▶ **DOCUMENT PASSAGE**:
------------------------------------------------------------------------

Thursday, 20 June 2013

Elizabeth Bishop - Manuelzinho

My selected favourite poem for this post is Elizabeth Bishop’s, Manuelzinho.  I’m acutely aware that Elizabeth’s writing does something for me.  Yet I don’t have anything of hers in my collection of poetry books, nor have I read much about her life.  It’s like I’m saving her for a special moment; don’t want to delve too deeply in case what I’ve already read and know of Elizabeth might dissolve as an illusion.  But I don’t think it will.  I like the ‘voice’ of Elizabeth Bishop – it’s earthy, a bit bold, with a cute playful touch of humour.  Many writers speak of finding ‘your voice’ to write in; I don’t know, but I feel it’s the unique, natural language that comes from your mind and resonates in your soul to bring forth unadorned expression in free verse; a pleasure to write and a pleasure to read.  In reading Manuelzinho, it’s like I’m visiting with the poet, sitting in her kitchen and she’s pouring a cup of tea and telling me about the hired help.  And despite the feigned annoyance, you can tell she really loves this character for who he is and you know she would not change him for the world.  There’s great affect in the way Elizabeth constructs the conversation – as if she’s talking to Manuelzinho, ticking him off, giving him a right good dressing down, and you sense he’s got nothing to say, nothing he can say, he admits, but he doesn’t understand, it’s just how he is and nothing will change him, and “ya gotta love him!”.  Elizabeth Bishop wrote this poem when she lived in Brazil (1950's - 1960's) with her lesbian partner, Lota de Macedo Soares, and it is clear she has studied closely the little facets of life at that time for the farmer peasant in South America.

------------------------------------------------------------------------

▶ **SOURCE EXCERPT**:
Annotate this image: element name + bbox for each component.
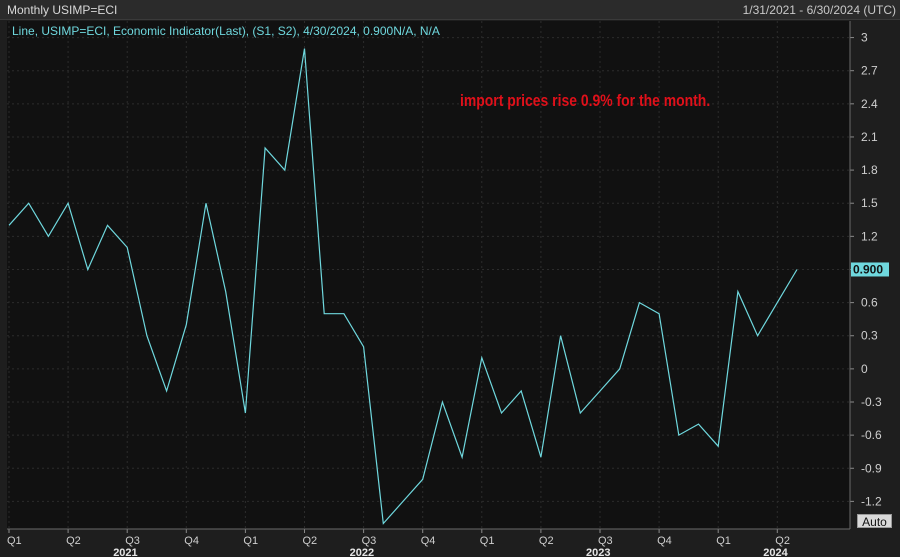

------------------------------------------------------------------------

▶ **DIRECTIONS**:
• A. In the blog post about Elizabeth Bishop's poem Manuelzinho, where was Bishop living when she wrote the poem?
• B. Do these statements agree with the blog post about Bishop's Manuelzinho? (i) The writer owns several books of Bishop's poetry. (ii) The writer calls Bishop's voice earthy. (iii) The writer believes Bishop would want to change Manuelzinho. Answer yes or no for each, and quote the deciding words.
• C. Which qualities does the blog post about Bishop's Manuelzinho give to Elizabeth Bishop's ‘voice’? List them all.

▶ **IN RESPONSE**:
• A. In Brazil, during the 1950s and 1960s.

• B.
(i) No: "Yet I don’t have anything of hers in my collection of poetry books"
(ii) Yes: "it’s earthy, a bit bold, with a cute playful touch of humour"
(iii) No: "you know she would not change him for the world"

• C.
- earthy
- a bit bold
- a cute playful touch of humour